• _Exercise material_

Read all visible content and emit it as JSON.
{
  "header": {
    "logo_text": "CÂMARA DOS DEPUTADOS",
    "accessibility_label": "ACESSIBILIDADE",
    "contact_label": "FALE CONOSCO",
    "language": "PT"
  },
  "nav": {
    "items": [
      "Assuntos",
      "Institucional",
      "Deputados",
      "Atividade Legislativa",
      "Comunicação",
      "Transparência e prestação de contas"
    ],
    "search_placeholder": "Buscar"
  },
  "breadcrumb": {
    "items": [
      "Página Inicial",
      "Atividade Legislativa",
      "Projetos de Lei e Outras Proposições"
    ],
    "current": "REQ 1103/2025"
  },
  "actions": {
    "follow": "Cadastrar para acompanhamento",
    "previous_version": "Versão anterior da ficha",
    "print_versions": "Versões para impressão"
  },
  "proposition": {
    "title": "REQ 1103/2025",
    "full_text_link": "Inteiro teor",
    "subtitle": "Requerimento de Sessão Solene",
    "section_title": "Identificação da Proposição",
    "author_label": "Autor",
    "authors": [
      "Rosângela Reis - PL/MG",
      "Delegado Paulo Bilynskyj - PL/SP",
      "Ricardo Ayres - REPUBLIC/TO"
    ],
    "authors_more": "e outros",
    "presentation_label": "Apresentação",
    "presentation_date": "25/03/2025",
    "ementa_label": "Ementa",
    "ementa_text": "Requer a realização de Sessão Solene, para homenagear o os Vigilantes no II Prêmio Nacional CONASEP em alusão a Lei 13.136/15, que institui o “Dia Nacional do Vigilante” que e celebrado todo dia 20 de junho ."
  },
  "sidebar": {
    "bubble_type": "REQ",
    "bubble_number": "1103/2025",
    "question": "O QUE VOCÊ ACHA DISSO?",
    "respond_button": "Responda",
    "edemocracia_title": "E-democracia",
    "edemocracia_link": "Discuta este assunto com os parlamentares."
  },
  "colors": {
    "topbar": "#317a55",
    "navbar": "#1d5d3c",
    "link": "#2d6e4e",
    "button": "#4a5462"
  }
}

• _Given problem_
Collect the lines of the records that include the string "para".

• _Solution to this problem_
    "follow": "Cadastrar para acompanhamento",
    "print_versions": "Versões para impressão"
    "ementa_text": "Requer a realização de Sessão Solene, para homenagear o os Vigilantes no II Prêmio Nacional CONASEP em alusão a Lei 13.136/15, que institui o “Dia Nacional do Vigilante” que e celebrado todo dia 20 de junho ."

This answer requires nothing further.